Links between the process of comics creation and a ‘network of social interactions’ (Brienza 2010: 107) also appeared during the interviews. These procedures varied between the information providers according to the inherent infrastructure of the organisation or working practices of the individual, but authors and publishers identified interactions outside of the process of publishing as important. These interactions varied between motivations to productivity as exemplified by Stringer-Horne’s description of Twitter enabling solitary creators to keep in touch with colleagues, to shaping the actual type of material produced when L.B. Lee interacts with those interested in their work. It is questionable whether input from fans or fellow patients can really amount to the same type of advice as that of a professional editor (Murray 2013: 341), or if peer support can offer the same perceived reassurances of peer review. However, if the intention is to provide patient perceptions as ‘true experiences, not contestable knowledge’ (Pols 2014: 77) then perhaps the function of these network interactions can be seen as valuable in the construction of the resulting information objects.
Freedman’s conception of comics culture obscuring the distinctions between formal and informal specialisation (Freedman 2011: 29) seems to be tangible in the above processes and is also visible in the dissemination stage of the information chain. Among other retail activities, on admittedly contrasting scales, self-publishers such as L.B. Lee and established publishing houses such as Jonathan Cape use comics-specific events like conventions and fairs to make sales, and these gatherings also influence the creative process, either with feedback from fans, customers and fellow artists, or from publishers looking for new talent.

What this exercise asks:
a. Please list every in-text citation (author, year and page) in the passage on comics creation and social networks.
b. Carry the passage on comics creation and social networks forward from its final sentence with the next paragraph.

Listed entries:
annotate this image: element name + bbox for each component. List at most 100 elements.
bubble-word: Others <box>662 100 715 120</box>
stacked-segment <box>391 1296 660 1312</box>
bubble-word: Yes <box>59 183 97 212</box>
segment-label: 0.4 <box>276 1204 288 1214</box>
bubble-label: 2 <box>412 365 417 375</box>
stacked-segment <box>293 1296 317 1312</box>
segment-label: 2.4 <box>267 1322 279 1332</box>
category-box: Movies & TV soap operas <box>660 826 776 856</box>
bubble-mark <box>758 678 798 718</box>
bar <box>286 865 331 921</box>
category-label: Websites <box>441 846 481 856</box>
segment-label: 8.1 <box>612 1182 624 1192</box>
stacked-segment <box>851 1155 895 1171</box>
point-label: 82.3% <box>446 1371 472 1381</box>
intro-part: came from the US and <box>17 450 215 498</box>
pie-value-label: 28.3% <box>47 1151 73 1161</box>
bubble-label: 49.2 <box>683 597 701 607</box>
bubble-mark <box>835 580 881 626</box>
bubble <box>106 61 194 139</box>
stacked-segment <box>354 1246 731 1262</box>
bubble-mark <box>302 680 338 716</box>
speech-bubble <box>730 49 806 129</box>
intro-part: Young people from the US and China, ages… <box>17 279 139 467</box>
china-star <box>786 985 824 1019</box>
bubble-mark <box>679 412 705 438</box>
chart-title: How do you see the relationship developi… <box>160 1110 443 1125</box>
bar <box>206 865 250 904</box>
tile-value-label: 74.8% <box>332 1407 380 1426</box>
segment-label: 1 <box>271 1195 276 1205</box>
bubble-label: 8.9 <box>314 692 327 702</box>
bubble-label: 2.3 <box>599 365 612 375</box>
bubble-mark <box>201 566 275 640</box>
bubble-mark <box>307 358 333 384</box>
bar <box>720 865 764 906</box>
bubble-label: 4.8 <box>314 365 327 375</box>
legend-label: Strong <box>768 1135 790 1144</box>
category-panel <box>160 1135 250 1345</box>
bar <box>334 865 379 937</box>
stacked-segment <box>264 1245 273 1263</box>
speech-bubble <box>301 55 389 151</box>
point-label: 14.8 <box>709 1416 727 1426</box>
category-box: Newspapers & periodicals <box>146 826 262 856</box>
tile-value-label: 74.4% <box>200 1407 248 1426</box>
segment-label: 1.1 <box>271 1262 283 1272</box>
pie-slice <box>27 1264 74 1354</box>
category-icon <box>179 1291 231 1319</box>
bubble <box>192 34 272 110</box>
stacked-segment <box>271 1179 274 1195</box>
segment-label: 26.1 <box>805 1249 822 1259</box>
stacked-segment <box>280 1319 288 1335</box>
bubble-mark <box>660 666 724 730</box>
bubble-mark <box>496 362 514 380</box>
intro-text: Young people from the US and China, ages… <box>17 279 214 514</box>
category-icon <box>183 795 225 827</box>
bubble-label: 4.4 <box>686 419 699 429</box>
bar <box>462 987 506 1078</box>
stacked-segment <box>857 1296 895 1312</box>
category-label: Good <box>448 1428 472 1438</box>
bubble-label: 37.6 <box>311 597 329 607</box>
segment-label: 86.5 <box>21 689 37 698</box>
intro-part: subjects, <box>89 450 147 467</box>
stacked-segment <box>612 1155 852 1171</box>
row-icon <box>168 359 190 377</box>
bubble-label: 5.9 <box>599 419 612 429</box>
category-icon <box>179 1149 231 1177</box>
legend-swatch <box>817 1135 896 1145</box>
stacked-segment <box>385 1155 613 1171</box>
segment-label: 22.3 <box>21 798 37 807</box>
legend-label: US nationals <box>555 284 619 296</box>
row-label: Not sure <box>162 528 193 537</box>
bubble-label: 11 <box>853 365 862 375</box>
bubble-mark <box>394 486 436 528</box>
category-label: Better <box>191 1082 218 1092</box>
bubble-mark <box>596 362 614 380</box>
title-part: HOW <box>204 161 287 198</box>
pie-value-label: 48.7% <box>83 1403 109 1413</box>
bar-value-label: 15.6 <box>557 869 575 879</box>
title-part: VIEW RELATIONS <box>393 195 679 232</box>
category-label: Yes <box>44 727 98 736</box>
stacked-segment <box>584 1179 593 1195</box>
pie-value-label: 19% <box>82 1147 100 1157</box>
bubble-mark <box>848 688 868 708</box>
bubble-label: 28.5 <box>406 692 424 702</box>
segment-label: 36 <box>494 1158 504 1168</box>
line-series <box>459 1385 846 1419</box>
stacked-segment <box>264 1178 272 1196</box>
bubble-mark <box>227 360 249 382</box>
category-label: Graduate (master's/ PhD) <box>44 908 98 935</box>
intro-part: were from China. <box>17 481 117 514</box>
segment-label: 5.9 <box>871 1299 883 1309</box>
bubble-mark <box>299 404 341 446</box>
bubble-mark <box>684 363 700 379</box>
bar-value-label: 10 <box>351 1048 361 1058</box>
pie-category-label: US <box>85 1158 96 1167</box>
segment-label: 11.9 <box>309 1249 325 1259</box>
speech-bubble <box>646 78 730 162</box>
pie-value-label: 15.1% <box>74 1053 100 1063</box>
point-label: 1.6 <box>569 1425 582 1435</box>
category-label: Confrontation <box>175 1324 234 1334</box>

Answers for the exercise:
a.
Brienza 2010: 107
Murray 2013: 341
Pols 2014: 77
Freedman 2011: 29

b.
Freedman’s description of how the nature of comics ‘confounds the distinction between academic and amateur scholarship’ (Freedman 2011: 29) also could go beyond the domain of comics studies and into any discipline where comics become central to the discourse. There seems to be an almost comic-con culture informing at least some aspects of academic conferences such as the International Conference on Comics and Medicine series – illustrated, literally, by the organiser Al-Jawad’s full-page cartoon depicting a scene of numerous social interactions (Al-Jawad 2013: 146), and also suggested in comments like Czerweic’s on the event’s community building being the ‘biggest prize’ (Fitch 2013). This is not meant to infer these gatherings are anything less than serious academic enterprises, but to emphasise that to fully understand the value of comics to mental health training, it is necessary to understand its community’s contribution to the information chain. This claim is justified by the evidence provided by the interviewees, who agreed in the key role that the community plays in comic book culture in general and mental health-related comics culture in particular. This suggests that, for comics producers and disseminators, the published book (the ‘text’) is only one element in a complex information chain. This has implications for the full understanding of the relevance of contemporary Graphic Medicine, particularly when approached from vantage points not familiar with comic book culture and its particularities.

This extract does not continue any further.